Set problem — Among the entries that follow, tally the lines with the string "Gemiddelde". Give no more than the number.

Supplied data —

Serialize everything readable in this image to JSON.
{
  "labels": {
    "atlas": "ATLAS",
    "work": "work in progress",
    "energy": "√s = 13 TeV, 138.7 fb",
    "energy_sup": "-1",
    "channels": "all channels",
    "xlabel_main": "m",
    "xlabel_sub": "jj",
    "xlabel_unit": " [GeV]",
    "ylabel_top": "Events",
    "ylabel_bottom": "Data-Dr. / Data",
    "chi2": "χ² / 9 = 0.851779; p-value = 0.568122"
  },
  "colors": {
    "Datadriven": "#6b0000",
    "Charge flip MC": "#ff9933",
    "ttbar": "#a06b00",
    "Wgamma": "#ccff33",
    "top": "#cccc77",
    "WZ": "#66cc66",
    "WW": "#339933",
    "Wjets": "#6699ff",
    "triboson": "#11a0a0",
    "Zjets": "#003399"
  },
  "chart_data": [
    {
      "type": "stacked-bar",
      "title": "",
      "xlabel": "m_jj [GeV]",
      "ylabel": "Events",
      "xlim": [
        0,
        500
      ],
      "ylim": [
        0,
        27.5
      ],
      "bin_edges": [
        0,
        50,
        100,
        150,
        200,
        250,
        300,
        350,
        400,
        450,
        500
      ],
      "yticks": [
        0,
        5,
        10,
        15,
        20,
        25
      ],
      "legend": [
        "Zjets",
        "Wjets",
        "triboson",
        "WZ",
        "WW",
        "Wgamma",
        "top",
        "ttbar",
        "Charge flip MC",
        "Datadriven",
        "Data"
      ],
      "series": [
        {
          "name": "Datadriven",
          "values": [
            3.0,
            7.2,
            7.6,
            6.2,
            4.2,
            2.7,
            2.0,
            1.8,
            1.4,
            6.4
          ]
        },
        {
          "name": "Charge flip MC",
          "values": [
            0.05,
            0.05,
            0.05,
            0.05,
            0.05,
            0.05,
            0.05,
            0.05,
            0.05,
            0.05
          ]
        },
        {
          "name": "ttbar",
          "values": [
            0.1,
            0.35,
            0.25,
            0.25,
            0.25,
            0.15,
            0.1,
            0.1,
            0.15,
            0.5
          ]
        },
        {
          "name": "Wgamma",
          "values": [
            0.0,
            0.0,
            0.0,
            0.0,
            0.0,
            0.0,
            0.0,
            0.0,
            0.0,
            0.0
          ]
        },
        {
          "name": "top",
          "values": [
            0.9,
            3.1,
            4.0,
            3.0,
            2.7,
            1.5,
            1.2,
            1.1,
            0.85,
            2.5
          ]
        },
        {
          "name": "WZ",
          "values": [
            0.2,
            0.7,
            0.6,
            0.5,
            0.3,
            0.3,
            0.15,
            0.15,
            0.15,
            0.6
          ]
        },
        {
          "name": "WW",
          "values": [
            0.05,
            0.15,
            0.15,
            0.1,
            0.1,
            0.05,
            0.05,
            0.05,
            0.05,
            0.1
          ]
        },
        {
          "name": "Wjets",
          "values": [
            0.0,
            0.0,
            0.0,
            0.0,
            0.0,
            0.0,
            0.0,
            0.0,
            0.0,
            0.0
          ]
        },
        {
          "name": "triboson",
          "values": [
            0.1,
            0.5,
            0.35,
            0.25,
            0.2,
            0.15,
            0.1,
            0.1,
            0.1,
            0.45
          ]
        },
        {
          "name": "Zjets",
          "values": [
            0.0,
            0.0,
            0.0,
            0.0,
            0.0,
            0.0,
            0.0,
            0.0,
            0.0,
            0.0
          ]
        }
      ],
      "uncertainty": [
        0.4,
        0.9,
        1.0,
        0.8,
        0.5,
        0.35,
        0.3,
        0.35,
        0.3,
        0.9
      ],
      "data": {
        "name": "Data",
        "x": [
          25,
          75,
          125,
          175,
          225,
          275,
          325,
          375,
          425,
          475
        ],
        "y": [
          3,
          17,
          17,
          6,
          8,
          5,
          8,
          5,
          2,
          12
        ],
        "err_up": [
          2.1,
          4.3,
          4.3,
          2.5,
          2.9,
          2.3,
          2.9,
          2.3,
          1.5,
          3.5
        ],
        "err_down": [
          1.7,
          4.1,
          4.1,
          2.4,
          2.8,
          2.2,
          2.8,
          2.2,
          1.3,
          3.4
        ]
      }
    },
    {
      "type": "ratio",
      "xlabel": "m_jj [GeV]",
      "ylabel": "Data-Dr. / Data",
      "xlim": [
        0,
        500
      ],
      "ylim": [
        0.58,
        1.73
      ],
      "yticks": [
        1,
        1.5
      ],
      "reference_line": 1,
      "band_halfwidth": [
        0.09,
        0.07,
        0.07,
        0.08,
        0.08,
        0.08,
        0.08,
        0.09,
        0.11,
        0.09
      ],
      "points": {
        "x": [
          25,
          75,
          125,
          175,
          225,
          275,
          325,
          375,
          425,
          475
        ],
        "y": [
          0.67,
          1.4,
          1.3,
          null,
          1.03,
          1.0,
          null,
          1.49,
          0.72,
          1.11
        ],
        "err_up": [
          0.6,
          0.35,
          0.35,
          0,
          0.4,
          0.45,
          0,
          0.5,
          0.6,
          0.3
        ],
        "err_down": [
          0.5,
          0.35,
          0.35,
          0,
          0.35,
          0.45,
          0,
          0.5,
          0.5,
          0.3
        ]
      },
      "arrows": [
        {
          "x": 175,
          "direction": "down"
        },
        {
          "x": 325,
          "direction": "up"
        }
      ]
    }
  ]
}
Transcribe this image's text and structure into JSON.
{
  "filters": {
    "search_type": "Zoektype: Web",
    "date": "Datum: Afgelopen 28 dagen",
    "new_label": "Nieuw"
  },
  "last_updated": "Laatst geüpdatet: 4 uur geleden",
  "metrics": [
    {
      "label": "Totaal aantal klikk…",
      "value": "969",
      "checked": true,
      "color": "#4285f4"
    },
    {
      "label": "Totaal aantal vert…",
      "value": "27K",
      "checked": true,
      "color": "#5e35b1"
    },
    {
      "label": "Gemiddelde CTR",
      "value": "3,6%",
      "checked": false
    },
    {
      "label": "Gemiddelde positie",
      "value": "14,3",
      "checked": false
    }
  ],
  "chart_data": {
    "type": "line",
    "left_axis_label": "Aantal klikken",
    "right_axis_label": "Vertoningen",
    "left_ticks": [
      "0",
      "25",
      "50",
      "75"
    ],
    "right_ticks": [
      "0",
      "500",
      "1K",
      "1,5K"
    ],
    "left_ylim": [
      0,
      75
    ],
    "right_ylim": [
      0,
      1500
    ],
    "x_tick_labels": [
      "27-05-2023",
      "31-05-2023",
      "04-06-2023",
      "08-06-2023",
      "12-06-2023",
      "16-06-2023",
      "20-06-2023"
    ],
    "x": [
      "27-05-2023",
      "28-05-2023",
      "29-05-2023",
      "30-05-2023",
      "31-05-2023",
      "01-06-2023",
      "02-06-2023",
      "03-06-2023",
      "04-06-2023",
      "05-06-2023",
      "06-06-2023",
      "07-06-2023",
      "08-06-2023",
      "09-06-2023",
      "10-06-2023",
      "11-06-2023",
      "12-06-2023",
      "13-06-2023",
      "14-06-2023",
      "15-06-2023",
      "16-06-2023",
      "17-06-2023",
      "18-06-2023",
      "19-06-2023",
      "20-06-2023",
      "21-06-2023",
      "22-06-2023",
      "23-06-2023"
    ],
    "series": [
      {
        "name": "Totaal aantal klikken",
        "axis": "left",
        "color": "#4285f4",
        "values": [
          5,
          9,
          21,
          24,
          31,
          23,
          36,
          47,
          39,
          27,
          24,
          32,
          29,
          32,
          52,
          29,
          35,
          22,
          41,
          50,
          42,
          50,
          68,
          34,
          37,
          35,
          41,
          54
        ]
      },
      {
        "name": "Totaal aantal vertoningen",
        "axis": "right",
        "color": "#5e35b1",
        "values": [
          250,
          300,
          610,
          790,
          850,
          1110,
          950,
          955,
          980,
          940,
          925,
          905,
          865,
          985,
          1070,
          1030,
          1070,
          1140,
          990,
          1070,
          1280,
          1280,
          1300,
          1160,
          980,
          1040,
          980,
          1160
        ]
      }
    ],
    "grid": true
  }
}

Worked solution — 2